## TASK TO CARRY OUT:
Below are some records. Pull every line that contains the word "Flupentixol".
-- BEGIN --
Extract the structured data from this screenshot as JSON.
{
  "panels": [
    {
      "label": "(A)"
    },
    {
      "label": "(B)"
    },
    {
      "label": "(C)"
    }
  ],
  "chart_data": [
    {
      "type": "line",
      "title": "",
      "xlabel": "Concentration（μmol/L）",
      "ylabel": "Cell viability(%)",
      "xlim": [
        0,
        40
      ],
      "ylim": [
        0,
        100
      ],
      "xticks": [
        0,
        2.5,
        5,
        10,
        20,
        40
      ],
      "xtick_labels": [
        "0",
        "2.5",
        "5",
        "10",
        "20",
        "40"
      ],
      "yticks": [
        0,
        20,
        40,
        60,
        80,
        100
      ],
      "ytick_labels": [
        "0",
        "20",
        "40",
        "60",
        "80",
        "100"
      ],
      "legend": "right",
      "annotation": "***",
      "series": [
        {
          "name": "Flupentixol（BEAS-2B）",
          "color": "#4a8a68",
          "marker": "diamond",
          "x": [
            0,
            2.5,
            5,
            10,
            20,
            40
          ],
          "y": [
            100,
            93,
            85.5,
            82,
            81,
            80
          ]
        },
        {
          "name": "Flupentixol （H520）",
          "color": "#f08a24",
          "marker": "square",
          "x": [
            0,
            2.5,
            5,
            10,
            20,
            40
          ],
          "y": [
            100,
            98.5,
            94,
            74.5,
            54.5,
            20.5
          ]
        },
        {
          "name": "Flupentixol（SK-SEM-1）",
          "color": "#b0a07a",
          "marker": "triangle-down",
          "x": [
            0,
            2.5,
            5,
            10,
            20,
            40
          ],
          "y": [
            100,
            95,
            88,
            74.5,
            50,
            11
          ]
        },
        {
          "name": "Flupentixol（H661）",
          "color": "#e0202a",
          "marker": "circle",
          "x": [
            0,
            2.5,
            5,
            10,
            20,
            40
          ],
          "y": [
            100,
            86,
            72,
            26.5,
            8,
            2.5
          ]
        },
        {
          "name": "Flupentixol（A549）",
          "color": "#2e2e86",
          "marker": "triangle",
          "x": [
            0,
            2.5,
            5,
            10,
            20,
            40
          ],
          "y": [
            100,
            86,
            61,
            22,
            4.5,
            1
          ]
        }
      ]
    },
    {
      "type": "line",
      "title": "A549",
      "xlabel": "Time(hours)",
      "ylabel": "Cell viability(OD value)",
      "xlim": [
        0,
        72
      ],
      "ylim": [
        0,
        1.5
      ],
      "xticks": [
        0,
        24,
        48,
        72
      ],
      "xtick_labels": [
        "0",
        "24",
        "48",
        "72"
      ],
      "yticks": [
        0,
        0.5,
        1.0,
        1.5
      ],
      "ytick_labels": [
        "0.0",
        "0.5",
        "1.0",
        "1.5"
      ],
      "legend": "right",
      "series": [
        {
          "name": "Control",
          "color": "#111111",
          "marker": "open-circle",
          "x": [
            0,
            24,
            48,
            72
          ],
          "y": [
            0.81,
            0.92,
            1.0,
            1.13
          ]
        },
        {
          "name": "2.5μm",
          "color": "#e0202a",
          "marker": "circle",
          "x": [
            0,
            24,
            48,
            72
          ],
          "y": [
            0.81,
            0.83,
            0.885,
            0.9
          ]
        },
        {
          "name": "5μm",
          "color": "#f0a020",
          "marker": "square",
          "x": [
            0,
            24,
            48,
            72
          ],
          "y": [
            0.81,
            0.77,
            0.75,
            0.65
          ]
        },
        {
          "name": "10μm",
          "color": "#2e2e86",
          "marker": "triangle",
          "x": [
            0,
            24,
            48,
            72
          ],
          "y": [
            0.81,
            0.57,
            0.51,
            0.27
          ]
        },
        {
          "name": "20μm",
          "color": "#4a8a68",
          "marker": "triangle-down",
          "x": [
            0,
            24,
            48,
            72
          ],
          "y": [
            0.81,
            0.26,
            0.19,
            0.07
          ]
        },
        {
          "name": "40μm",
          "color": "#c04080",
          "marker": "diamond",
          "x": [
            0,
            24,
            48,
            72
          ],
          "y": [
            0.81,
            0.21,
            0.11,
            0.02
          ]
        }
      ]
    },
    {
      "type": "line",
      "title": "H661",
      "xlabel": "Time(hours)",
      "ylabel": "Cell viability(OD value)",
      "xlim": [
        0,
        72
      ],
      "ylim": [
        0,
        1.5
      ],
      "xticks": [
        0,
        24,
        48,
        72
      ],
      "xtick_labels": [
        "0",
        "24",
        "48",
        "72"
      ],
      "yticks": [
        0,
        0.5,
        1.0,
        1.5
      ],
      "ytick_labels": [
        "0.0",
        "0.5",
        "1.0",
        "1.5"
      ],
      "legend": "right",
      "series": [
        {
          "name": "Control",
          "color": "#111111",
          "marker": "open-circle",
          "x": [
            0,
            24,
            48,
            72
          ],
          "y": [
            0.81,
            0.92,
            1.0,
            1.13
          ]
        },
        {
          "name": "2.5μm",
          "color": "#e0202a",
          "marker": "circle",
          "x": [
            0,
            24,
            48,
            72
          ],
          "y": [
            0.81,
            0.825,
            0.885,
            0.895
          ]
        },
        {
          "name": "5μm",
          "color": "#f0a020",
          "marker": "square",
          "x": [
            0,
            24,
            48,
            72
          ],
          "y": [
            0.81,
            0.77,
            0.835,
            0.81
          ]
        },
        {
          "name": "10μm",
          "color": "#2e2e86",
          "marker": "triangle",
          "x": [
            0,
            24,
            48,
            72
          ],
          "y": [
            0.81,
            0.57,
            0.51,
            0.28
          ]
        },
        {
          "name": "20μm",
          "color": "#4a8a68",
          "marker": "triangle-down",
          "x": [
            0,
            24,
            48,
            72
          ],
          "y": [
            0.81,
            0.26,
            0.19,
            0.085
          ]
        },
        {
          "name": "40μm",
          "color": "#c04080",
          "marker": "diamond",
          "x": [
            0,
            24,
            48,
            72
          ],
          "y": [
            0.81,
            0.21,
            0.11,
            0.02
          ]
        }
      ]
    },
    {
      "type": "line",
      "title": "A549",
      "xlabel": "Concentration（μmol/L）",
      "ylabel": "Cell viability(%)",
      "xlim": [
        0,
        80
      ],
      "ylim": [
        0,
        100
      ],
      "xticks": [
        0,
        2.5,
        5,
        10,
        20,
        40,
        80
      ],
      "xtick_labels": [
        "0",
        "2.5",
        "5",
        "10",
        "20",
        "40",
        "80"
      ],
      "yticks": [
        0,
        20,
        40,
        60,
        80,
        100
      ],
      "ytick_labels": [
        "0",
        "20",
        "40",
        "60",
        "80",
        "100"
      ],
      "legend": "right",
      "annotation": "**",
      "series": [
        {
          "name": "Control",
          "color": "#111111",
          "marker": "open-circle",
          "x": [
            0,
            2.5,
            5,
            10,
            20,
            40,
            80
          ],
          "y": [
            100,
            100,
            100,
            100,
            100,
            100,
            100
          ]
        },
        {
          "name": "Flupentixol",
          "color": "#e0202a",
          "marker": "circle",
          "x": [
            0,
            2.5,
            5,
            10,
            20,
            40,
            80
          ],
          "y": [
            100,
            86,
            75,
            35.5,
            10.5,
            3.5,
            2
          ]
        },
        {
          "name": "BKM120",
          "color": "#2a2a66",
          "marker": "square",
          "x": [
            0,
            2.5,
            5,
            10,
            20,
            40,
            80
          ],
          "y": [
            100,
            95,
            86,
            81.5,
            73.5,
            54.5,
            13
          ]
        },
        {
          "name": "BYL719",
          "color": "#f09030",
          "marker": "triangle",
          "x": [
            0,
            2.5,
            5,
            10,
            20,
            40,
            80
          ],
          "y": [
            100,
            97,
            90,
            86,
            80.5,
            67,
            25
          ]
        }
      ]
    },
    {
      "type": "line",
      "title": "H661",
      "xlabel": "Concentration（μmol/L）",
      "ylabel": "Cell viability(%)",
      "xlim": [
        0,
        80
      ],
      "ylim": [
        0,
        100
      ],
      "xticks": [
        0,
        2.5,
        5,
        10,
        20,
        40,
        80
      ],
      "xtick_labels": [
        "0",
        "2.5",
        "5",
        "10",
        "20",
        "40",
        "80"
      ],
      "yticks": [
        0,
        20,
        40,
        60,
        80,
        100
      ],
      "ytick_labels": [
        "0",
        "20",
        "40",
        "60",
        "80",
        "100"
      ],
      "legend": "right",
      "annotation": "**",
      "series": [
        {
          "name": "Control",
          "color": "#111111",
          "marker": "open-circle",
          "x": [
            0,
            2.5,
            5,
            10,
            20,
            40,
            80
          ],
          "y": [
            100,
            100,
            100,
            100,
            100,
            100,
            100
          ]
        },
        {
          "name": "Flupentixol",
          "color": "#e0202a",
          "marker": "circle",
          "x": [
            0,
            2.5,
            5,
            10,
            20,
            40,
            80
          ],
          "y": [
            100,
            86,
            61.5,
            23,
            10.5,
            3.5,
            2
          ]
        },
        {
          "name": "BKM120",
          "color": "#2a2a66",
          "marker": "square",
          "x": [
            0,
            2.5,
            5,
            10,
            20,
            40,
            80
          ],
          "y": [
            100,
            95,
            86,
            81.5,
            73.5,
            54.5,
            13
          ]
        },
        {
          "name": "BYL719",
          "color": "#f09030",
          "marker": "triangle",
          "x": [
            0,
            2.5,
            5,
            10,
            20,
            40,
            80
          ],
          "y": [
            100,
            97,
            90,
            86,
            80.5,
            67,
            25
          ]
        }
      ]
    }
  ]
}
-- END --
## EXERCISE RESULT:
          "name": "Flupentixol（BEAS-2B）",
          "name": "Flupentixol （H520）",
          "name": "Flupentixol（SK-SEM-1）",
          "name": "Flupentixol（H661）",
          "name": "Flupentixol（A549）",
          "name": "Flupentixol",
          "name": "Flupentixol",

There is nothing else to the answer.